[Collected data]

** BEGIN **

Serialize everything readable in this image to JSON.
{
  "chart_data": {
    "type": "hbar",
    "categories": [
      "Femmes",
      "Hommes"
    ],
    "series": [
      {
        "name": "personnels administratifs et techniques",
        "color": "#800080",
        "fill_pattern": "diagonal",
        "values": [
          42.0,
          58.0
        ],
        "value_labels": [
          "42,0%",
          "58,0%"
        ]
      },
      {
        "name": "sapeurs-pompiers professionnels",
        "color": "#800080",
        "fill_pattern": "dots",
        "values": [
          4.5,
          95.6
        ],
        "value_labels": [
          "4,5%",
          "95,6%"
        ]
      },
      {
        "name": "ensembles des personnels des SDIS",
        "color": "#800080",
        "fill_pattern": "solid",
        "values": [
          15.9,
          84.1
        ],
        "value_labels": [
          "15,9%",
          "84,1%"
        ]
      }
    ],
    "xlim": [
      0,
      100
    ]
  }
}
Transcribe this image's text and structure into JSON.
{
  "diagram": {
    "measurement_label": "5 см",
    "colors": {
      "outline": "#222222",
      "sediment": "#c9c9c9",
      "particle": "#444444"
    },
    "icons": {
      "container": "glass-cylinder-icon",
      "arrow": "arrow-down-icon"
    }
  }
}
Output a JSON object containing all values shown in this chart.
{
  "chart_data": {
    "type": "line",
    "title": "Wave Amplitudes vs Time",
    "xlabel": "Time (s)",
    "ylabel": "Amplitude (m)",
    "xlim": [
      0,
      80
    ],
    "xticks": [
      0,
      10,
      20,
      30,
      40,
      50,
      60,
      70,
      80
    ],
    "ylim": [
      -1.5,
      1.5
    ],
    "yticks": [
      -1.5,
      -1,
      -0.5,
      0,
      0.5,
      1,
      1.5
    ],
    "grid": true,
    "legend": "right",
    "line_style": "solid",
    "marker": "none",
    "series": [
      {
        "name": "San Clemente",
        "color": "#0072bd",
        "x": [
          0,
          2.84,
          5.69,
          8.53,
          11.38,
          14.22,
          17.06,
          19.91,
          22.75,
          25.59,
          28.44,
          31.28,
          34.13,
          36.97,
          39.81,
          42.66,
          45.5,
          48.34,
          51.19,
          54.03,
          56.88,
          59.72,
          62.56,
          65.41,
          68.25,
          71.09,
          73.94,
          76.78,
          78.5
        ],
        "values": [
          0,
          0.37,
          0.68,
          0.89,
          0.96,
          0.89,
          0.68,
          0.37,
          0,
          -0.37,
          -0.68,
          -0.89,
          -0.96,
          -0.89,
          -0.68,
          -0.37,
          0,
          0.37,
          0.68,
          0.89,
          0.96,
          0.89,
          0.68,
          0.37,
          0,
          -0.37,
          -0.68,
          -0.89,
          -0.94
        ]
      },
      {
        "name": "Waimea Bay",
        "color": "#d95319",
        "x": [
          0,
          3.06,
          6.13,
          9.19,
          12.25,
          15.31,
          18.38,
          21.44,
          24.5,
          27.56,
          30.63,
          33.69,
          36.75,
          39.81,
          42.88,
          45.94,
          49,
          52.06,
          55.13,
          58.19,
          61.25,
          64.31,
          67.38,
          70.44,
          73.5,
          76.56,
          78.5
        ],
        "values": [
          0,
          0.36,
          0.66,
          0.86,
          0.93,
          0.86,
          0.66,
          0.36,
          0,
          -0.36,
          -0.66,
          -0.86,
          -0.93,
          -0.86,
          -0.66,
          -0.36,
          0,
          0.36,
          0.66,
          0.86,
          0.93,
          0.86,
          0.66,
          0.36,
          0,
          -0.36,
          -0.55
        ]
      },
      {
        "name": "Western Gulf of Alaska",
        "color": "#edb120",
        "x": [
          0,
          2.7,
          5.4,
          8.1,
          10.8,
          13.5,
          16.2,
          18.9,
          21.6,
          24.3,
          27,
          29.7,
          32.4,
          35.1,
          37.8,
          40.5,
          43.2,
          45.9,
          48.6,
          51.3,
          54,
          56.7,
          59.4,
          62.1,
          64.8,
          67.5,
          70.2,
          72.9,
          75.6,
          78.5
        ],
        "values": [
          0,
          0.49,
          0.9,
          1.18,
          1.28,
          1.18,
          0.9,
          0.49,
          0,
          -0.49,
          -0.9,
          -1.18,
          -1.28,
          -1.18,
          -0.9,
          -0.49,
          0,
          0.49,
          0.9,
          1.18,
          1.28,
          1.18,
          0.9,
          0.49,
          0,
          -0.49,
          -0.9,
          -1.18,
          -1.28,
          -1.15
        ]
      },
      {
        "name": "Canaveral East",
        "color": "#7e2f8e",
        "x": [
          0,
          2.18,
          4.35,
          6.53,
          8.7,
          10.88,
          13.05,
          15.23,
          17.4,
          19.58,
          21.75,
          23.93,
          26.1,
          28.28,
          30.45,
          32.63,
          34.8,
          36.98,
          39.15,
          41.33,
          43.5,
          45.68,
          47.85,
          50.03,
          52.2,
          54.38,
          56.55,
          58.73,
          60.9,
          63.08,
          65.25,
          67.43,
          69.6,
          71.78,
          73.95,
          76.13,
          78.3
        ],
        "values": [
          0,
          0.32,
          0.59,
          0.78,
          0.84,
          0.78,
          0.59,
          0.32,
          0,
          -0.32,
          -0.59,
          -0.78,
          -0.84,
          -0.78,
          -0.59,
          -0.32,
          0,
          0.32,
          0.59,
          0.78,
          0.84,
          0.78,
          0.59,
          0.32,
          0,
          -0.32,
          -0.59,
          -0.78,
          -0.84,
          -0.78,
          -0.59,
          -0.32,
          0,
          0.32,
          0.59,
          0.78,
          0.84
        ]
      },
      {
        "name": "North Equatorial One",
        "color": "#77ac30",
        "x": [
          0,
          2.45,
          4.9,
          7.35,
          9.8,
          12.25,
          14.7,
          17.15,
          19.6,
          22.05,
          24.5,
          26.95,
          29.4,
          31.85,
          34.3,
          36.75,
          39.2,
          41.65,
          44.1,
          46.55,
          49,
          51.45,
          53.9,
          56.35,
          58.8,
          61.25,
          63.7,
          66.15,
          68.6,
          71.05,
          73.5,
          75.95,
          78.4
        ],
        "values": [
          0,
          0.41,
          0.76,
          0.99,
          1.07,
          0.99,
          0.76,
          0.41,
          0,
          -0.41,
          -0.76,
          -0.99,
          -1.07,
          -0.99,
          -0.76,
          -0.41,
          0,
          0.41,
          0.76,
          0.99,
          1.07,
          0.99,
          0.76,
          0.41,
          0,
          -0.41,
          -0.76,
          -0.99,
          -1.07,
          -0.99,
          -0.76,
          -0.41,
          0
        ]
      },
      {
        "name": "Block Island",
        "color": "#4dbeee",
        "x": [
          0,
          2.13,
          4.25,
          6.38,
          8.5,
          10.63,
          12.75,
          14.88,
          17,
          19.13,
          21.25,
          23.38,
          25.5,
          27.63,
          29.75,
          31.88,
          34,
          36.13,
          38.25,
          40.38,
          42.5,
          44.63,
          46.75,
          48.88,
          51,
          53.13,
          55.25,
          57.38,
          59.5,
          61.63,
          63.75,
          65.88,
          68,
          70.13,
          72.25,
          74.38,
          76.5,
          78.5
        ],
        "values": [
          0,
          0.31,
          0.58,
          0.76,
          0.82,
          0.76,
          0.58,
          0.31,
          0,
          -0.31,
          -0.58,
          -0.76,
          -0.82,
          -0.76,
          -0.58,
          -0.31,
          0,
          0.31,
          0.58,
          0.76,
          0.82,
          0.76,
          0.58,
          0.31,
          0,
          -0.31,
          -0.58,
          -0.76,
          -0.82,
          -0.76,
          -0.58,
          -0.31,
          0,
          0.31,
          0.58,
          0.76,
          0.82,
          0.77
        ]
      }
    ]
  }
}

** END **

**TASK GOAL:** Extract the listing in its entirety, matching it exactly.

**RESULT OF THIS TASK:**
Serialize everything readable in this image to JSON.
{
  "chart_data": {
    "type": "hbar",
    "categories": [
      "Femmes",
      "Hommes"
    ],
    "series": [
      {
        "name": "personnels administratifs et techniques",
        "color": "#800080",
        "fill_pattern": "diagonal",
        "values": [
          42.0,
          58.0
        ],
        "value_labels": [
          "42,0%",
          "58,0%"
        ]
      },
      {
        "name": "sapeurs-pompiers professionnels",
        "color": "#800080",
        "fill_pattern": "dots",
        "values": [
          4.5,
          95.6
        ],
        "value_labels": [
          "4,5%",
          "95,6%"
        ]
      },
      {
        "name": "ensembles des personnels des SDIS",
        "color": "#800080",
        "fill_pattern": "solid",
        "values": [
          15.9,
          84.1
        ],
        "value_labels": [
          "15,9%",
          "84,1%"
        ]
      }
    ],
    "xlim": [
      0,
      100
    ]
  }
}
Transcribe this image's text and structure into JSON.
{
  "diagram": {
    "measurement_label": "5 см",
    "colors": {
      "outline": "#222222",
      "sediment": "#c9c9c9",
      "particle": "#444444"
    },
    "icons": {
      "container": "glass-cylinder-icon",
      "arrow": "arrow-down-icon"
    }
  }
}
Output a JSON object containing all values shown in this chart.
{
  "chart_data": {
    "type": "line",
    "title": "Wave Amplitudes vs Time",
    "xlabel": "Time (s)",
    "ylabel": "Amplitude (m)",
    "xlim": [
      0,
      80
    ],
    "xticks": [
      0,
      10,
      20,
      30,
      40,
      50,
      60,
      70,
      80
    ],
    "ylim": [
      -1.5,
      1.5
    ],
    "yticks": [
      -1.5,
      -1,
      -0.5,
      0,
      0.5,
      1,
      1.5
    ],
    "grid": true,
    "legend": "right",
    "line_style": "solid",
    "marker": "none",
    "series": [
      {
        "name": "San Clemente",
        "color": "#0072bd",
        "x": [
          0,
          2.84,
          5.69,
          8.53,
          11.38,
          14.22,
          17.06,
          19.91,
          22.75,
          25.59,
          28.44,
          31.28,
          34.13,
          36.97,
          39.81,
          42.66,
          45.5,
          48.34,
          51.19,
          54.03,
          56.88,
          59.72,
          62.56,
          65.41,
          68.25,
          71.09,
          73.94,
          76.78,
          78.5
        ],
        "values": [
          0,
          0.37,
          0.68,
          0.89,
          0.96,
          0.89,
          0.68,
          0.37,
          0,
          -0.37,
          -0.68,
          -0.89,
          -0.96,
          -0.89,
          -0.68,
          -0.37,
          0,
          0.37,
          0.68,
          0.89,
          0.96,
          0.89,
          0.68,
          0.37,
          0,
          -0.37,
          -0.68,
          -0.89,
          -0.94
        ]
      },
      {
        "name": "Waimea Bay",
        "color": "#d95319",
        "x": [
          0,
          3.06,
          6.13,
          9.19,
          12.25,
          15.31,
          18.38,
          21.44,
          24.5,
          27.56,
          30.63,
          33.69,
          36.75,
          39.81,
          42.88,
          45.94,
          49,
          52.06,
          55.13,
          58.19,
          61.25,
          64.31,
          67.38,
          70.44,
          73.5,
          76.56,
          78.5
        ],
        "values": [
          0,
          0.36,
          0.66,
          0.86,
          0.93,
          0.86,
          0.66,
          0.36,
          0,
          -0.36,
          -0.66,
          -0.86,
          -0.93,
          -0.86,
          -0.66,
          -0.36,
          0,
          0.36,
          0.66,
          0.86,
          0.93,
          0.86,
          0.66,
          0.36,
          0,
          -0.36,
          -0.55
        ]
      },
      {
        "name": "Western Gulf of Alaska",
        "color": "#edb120",
        "x": [
          0,
          2.7,
          5.4,
          8.1,
          10.8,
          13.5,
          16.2,
          18.9,
          21.6,
          24.3,
          27,
          29.7,
          32.4,
          35.1,
          37.8,
          40.5,
          43.2,
          45.9,
          48.6,
          51.3,
          54,
          56.7,
          59.4,
          62.1,
          64.8,
          67.5,
          70.2,
          72.9,
          75.6,
          78.5
        ],
        "values": [
          0,
          0.49,
          0.9,
          1.18,
          1.28,
          1.18,
          0.9,
          0.49,
          0,
          -0.49,
          -0.9,
          -1.18,
          -1.28,
          -1.18,
          -0.9,
          -0.49,
          0,
          0.49,
          0.9,
          1.18,
          1.28,
          1.18,
          0.9,
          0.49,
          0,
          -0.49,
          -0.9,
          -1.18,
          -1.28,
          -1.15
        ]
      },
      {
        "name": "Canaveral East",
        "color": "#7e2f8e",
        "x": [
          0,
          2.18,
          4.35,
          6.53,
          8.7,
          10.88,
          13.05,
          15.23,
          17.4,
          19.58,
          21.75,
          23.93,
          26.1,
          28.28,
          30.45,
          32.63,
          34.8,
          36.98,
          39.15,
          41.33,
          43.5,
          45.68,
          47.85,
          50.03,
          52.2,
          54.38,
          56.55,
          58.73,
          60.9,
          63.08,
          65.25,
          67.43,
          69.6,
          71.78,
          73.95,
          76.13,
          78.3
        ],
        "values": [
          0,
          0.32,
          0.59,
          0.78,
          0.84,
          0.78,
          0.59,
          0.32,
          0,
          -0.32,
          -0.59,
          -0.78,
          -0.84,
          -0.78,
          -0.59,
          -0.32,
          0,
          0.32,
          0.59,
          0.78,
          0.84,
          0.78,
          0.59,
          0.32,
          0,
          -0.32,
          -0.59,
          -0.78,
          -0.84,
          -0.78,
          -0.59,
          -0.32,
          0,
          0.32,
          0.59,
          0.78,
          0.84
        ]
      },
      {
        "name": "North Equatorial One",
        "color": "#77ac30",
        "x": [
          0,
          2.45,
          4.9,
          7.35,
          9.8,
          12.25,
          14.7,
          17.15,
          19.6,
          22.05,
          24.5,
          26.95,
          29.4,
          31.85,
          34.3,
          36.75,
          39.2,
          41.65,
          44.1,
          46.55,
          49,
          51.45,
          53.9,
          56.35,
          58.8,
          61.25,
          63.7,
          66.15,
          68.6,
          71.05,
          73.5,
          75.95,
          78.4
        ],
        "values": [
          0,
          0.41,
          0.76,
          0.99,
          1.07,
          0.99,
          0.76,
          0.41,
          0,
          -0.41,
          -0.76,
          -0.99,
          -1.07,
          -0.99,
          -0.76,
          -0.41,
          0,
          0.41,
          0.76,
          0.99,
          1.07,
          0.99,
          0.76,
          0.41,
          0,
          -0.41,
          -0.76,
          -0.99,
          -1.07,
          -0.99,
          -0.76,
          -0.41,
          0
        ]
      },
      {
        "name": "Block Island",
        "color": "#4dbeee",
        "x": [
          0,
          2.13,
          4.25,
          6.38,
          8.5,
          10.63,
          12.75,
          14.88,
          17,
          19.13,
          21.25,
          23.38,
          25.5,
          27.63,
          29.75,
          31.88,
          34,
          36.13,
          38.25,
          40.38,
          42.5,
          44.63,
          46.75,
          48.88,
          51,
          53.13,
          55.25,
          57.38,
          59.5,
          61.63,
          63.75,
          65.88,
          68,
          70.13,
          72.25,
          74.38,
          76.5,
          78.5
        ],
        "values": [
          0,
          0.31,
          0.58,
          0.76,
          0.82,
          0.76,
          0.58,
          0.31,
          0,
          -0.31,
          -0.58,
          -0.76,
          -0.82,
          -0.76,
          -0.58,
          -0.31,
          0,
          0.31,
          0.58,
          0.76,
          0.82,
          0.76,
          0.58,
          0.31,
          0,
          -0.31,
          -0.58,
          -0.76,
          -0.82,
          -0.76,
          -0.58,
          -0.31,
          0,
          0.31,
          0.58,
          0.76,
          0.82,
          0.77
        ]
      }
    ]
  }
}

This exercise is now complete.